··· LISTED ENTRIES
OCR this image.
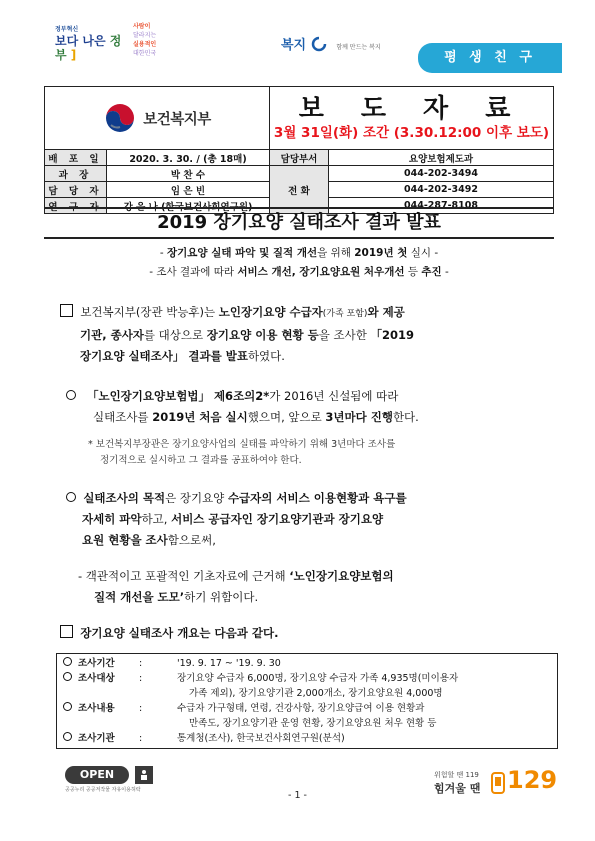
정부혁신
보다 나은 정부 ]
사람이
달라지는
실용적인
대한민국
복지	함께 만드는 복지
평 생 친 구
보건복지부		보 도 자 료
3월 31일(화) 조간 (3.30.12:00 이후 보도)	

배 포 일	2020. 3. 30. / (총 18매)	담당부서	요양보험제도과
과 장	박 찬 수	전 화	044-202-3494
담 당 자	임 은 빈		044-202-3492
연 구 자	강 은 나 (한국보건사회연구원)		044-287-8108
2019 장기요양 실태조사 결과 발표
- 장기요양 실태 파악 및 질적 개선을 위해 2019년 첫 실시 -
- 조사 결과에 따라 서비스 개선, 장기요양요원 처우개선 등 추진 -
보건복지부(장관 박능후)는 노인장기요양 수급자(가족 포함)와 제공
기관, 종사자를 대상으로 장기요양 이용 현황 등을 조사한 「2019
장기요양 실태조사」 결과를 발표하였다.
「노인장기요양보험법」 제6조의2*가 2016년 신설됨에 따라
실태조사를 2019년 처음 실시했으며, 앞으로 3년마다 진행한다.
* 보건복지부장관은 장기요양사업의 실태를 파악하기 위해 3년마다 조사를
정기적으로 실시하고 그 결과를 공표하여야 한다.
실태조사의 목적은 장기요양 수급자의 서비스 이용현황과 욕구를
자세히 파악하고, 서비스 공급자인 장기요양기관과 장기요양
요원 현황을 조사함으로써,
- 객관적이고 포괄적인 기초자료에 근거해 ‘노인장기요양보험의
질적 개선을 도모’하기 위함이다.
장기요양 실태조사 개요는 다음과 같다.
조사기간	:	'19. 9. 17 ~ '19. 9. 30
조사대상	:	장기요양 수급자 6,000명, 장기요양 수급자 가족 4,935명(미이용자
가족 제외), 장기요양기관 2,000개소, 장기요양요원 4,000명
조사내용	:	수급자 가구형태, 연령, 건강사항, 장기요양급여 이용 현황과
만족도, 장기요양기관 운영 현황, 장기요양요원 처우 현황 등
조사기관	:	통계청(조사), 한국보건사회연구원(분석)
OPEN
공공누리 공공저작물 자유이용허락	- 1 -
위험할 땐 119
힘겨울 땐 129
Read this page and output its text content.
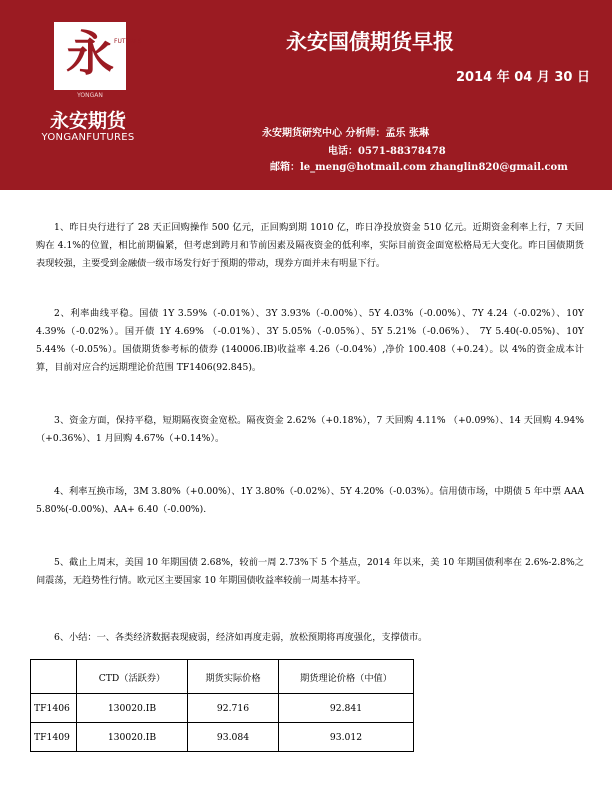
永 FUTURES
YONGAN
永安期货
YONGANFUTURES
永安国债期货早报
2014 年 04 月 30 日
永安期货研究中心 分析师：孟乐 张琳
电话：0571-88378478
邮箱：le_meng@hotmail.com zhanglin820@gmail.com

1、昨日央行进行了 28 天正回购操作 500 亿元，正回购到期 1010 亿，昨日净投放资金 510 亿元。近期资金利率上行，7 天回购在 4.1%的位置，相比前期偏紧，但考虑到跨月和节前因素及隔夜资金的低利率，实际目前资金面宽松格局无大变化。昨日国债期货表现较强，主要受到金融债一级市场发行好于预期的带动，现券方面并未有明显下行。

2、利率曲线平稳。国债 1Y 3.59%（-0.01%）、3Y 3.93%（-0.00%）、5Y 4.03%（-0.00%）、7Y 4.24（-0.02%）、10Y 4.39%（-0.02%）。国开债 1Y 4.69% （-0.01%）、3Y 5.05%（-0.05%）、5Y 5.21%（-0.06%）、 7Y 5.40(-0.05%)、10Y 5.44%（-0.05%）。国债期货参考标的债券 (140006.IB)收益率 4.26（-0.04%）,净价 100.408（+0.24）。以 4%的资金成本计算，目前对应合约远期理论价范围 TF1406(92.845)。

3、资金方面，保持平稳，短期隔夜资金宽松。隔夜资金 2.62%（+0.18%），7 天回购 4.11% （+0.09%）、14 天回购 4.94%（+0.36%）、1 月回购 4.67%（+0.14%）。

4、利率互换市场，3M 3.80%（+0.00%）、1Y 3.80%（-0.02%）、5Y 4.20%（-0.03%）。信用债市场，中期债 5 年中票 AAA 5.80%(-0.00%)、AA+ 6.40（-0.00%).

5、截止上周末，美国 10 年期国债 2.68%，较前一周 2.73%下 5 个基点，2014 年以来，美 10 年期国债利率在 2.6%-2.8%之间震荡，无趋势性行情。欧元区主要国家 10 年期国债收益率较前一周基本持平。

6、小结：一、各类经济数据表现疲弱，经济如再度走弱，放松预期将再度强化，支撑债市。

	CTD（活跃券）	期货实际价格	期货理论价格（中值）
TF1406	130020.IB	92.716	92.841
TF1409	130020.IB	93.084	93.012
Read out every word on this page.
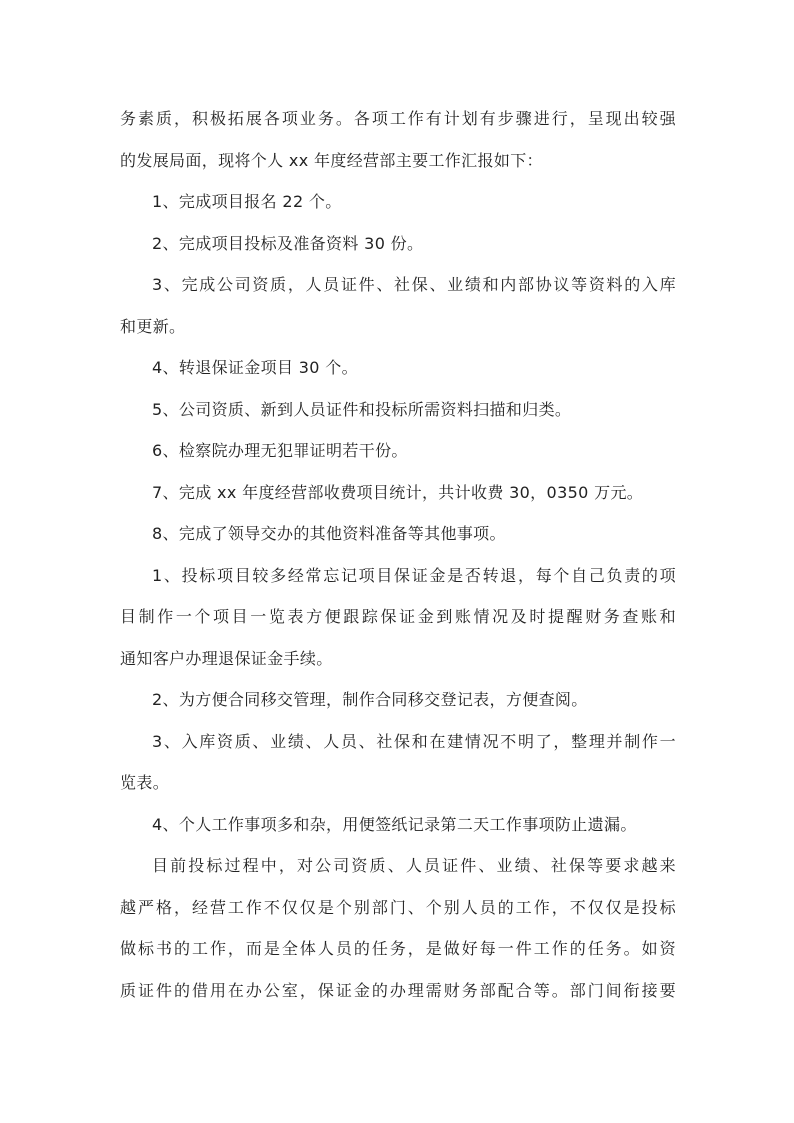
务素质，积极拓展各项业务。各项工作有计划有步骤进行，呈现出较强
的发展局面，现将个人 xx 年度经营部主要工作汇报如下：
1、完成项目报名 22 个。
2、完成项目投标及准备资料 30 份。
3、完成公司资质，人员证件、社保、业绩和内部协议等资料的入库
和更新。
4、转退保证金项目 30 个。
5、公司资质、新到人员证件和投标所需资料扫描和归类。
6、检察院办理无犯罪证明若干份。
7、完成 xx 年度经营部收费项目统计，共计收费 30，0350 万元。
8、完成了领导交办的其他资料准备等其他事项。
1、投标项目较多经常忘记项目保证金是否转退，每个自己负责的项
目制作一个项目一览表方便跟踪保证金到账情况及时提醒财务查账和
通知客户办理退保证金手续。
2、为方便合同移交管理，制作合同移交登记表，方便查阅。
3、入库资质、业绩、人员、社保和在建情况不明了，整理并制作一
览表。
4、个人工作事项多和杂，用便签纸记录第二天工作事项防止遗漏。
目前投标过程中，对公司资质、人员证件、业绩、社保等要求越来
越严格，经营工作不仅仅是个别部门、个别人员的工作，不仅仅是投标
做标书的工作，而是全体人员的任务，是做好每一件工作的任务。如资
质证件的借用在办公室，保证金的办理需财务部配合等。部门间衔接要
······
*WORK REQUIRED*: Pictures are to be left out; otherwise, copy exactly each line from the one containing "Read out every word on this page." through the last line of the listing.

*ANSWER TO THE TASK*:
Read out every word on this page.
务素质，积极拓展各项业务。各项工作有计划有步骤进行，呈现出较强
的发展局面，现将个人 xx 年度经营部主要工作汇报如下：
1、完成项目报名 22 个。
2、完成项目投标及准备资料 30 份。
3、完成公司资质，人员证件、社保、业绩和内部协议等资料的入库
和更新。
4、转退保证金项目 30 个。
5、公司资质、新到人员证件和投标所需资料扫描和归类。
6、检察院办理无犯罪证明若干份。
7、完成 xx 年度经营部收费项目统计，共计收费 30，0350 万元。
8、完成了领导交办的其他资料准备等其他事项。
1、投标项目较多经常忘记项目保证金是否转退，每个自己负责的项
目制作一个项目一览表方便跟踪保证金到账情况及时提醒财务查账和
通知客户办理退保证金手续。
2、为方便合同移交管理，制作合同移交登记表，方便查阅。
3、入库资质、业绩、人员、社保和在建情况不明了，整理并制作一
览表。
4、个人工作事项多和杂，用便签纸记录第二天工作事项防止遗漏。
目前投标过程中，对公司资质、人员证件、业绩、社保等要求越来
越严格，经营工作不仅仅是个别部门、个别人员的工作，不仅仅是投标
做标书的工作，而是全体人员的任务，是做好每一件工作的任务。如资
质证件的借用在办公室，保证金的办理需财务部配合等。部门间衔接要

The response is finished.